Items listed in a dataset
-- -- --

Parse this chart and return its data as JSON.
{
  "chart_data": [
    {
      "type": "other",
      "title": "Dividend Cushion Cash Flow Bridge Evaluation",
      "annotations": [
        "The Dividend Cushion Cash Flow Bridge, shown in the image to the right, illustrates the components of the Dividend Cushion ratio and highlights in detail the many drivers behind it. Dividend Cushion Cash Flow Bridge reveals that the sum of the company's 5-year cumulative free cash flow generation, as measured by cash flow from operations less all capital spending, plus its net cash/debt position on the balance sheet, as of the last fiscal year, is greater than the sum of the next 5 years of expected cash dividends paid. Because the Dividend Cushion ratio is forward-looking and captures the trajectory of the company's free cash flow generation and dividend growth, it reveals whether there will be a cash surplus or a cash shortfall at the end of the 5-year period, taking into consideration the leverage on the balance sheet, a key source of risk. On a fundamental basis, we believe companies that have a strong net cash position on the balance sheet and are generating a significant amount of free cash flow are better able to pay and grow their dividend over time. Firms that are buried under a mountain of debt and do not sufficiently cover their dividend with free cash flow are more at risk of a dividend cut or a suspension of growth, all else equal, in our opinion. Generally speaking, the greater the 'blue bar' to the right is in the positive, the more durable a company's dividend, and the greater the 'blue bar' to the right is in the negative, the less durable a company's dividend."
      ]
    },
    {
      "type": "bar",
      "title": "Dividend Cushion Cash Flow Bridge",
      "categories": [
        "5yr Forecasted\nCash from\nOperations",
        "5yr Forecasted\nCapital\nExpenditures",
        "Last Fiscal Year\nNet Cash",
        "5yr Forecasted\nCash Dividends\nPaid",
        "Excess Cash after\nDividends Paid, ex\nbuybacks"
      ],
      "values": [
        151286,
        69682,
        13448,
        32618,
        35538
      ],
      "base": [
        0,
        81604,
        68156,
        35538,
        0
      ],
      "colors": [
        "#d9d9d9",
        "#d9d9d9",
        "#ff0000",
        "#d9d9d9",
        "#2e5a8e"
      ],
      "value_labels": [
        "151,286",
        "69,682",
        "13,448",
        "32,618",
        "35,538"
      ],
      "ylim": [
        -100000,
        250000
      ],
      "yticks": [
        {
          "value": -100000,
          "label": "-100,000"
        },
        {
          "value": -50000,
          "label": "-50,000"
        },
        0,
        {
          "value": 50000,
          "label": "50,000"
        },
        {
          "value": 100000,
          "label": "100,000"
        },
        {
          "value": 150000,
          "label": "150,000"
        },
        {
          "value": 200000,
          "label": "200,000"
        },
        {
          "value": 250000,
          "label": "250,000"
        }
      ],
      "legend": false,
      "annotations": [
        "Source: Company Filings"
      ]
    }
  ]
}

-- -- --

> GIVEN TASK
Your task is to return the full listing exactly as it was given.

> SOLUTION
Parse this chart and return its data as JSON.
{
  "chart_data": [
    {
      "type": "other",
      "title": "Dividend Cushion Cash Flow Bridge Evaluation",
      "annotations": [
        "The Dividend Cushion Cash Flow Bridge, shown in the image to the right, illustrates the components of the Dividend Cushion ratio and highlights in detail the many drivers behind it. Dividend Cushion Cash Flow Bridge reveals that the sum of the company's 5-year cumulative free cash flow generation, as measured by cash flow from operations less all capital spending, plus its net cash/debt position on the balance sheet, as of the last fiscal year, is greater than the sum of the next 5 years of expected cash dividends paid. Because the Dividend Cushion ratio is forward-looking and captures the trajectory of the company's free cash flow generation and dividend growth, it reveals whether there will be a cash surplus or a cash shortfall at the end of the 5-year period, taking into consideration the leverage on the balance sheet, a key source of risk. On a fundamental basis, we believe companies that have a strong net cash position on the balance sheet and are generating a significant amount of free cash flow are better able to pay and grow their dividend over time. Firms that are buried under a mountain of debt and do not sufficiently cover their dividend with free cash flow are more at risk of a dividend cut or a suspension of growth, all else equal, in our opinion. Generally speaking, the greater the 'blue bar' to the right is in the positive, the more durable a company's dividend, and the greater the 'blue bar' to the right is in the negative, the less durable a company's dividend."
      ]
    },
    {
      "type": "bar",
      "title": "Dividend Cushion Cash Flow Bridge",
      "categories": [
        "5yr Forecasted\nCash from\nOperations",
        "5yr Forecasted\nCapital\nExpenditures",
        "Last Fiscal Year\nNet Cash",
        "5yr Forecasted\nCash Dividends\nPaid",
        "Excess Cash after\nDividends Paid, ex\nbuybacks"
      ],
      "values": [
        151286,
        69682,
        13448,
        32618,
        35538
      ],
      "base": [
        0,
        81604,
        68156,
        35538,
        0
      ],
      "colors": [
        "#d9d9d9",
        "#d9d9d9",
        "#ff0000",
        "#d9d9d9",
        "#2e5a8e"
      ],
      "value_labels": [
        "151,286",
        "69,682",
        "13,448",
        "32,618",
        "35,538"
      ],
      "ylim": [
        -100000,
        250000
      ],
      "yticks": [
        {
          "value": -100000,
          "label": "-100,000"
        },
        {
          "value": -50000,
          "label": "-50,000"
        },
        0,
        {
          "value": 50000,
          "label": "50,000"
        },
        {
          "value": 100000,
          "label": "100,000"
        },
        {
          "value": 150000,
          "label": "150,000"
        },
        {
          "value": 200000,
          "label": "200,000"
        },
        {
          "value": 250000,
          "label": "250,000"
        }
      ],
      "legend": false,
      "annotations": [
        "Source: Company Filings"
      ]
    }
  ]
}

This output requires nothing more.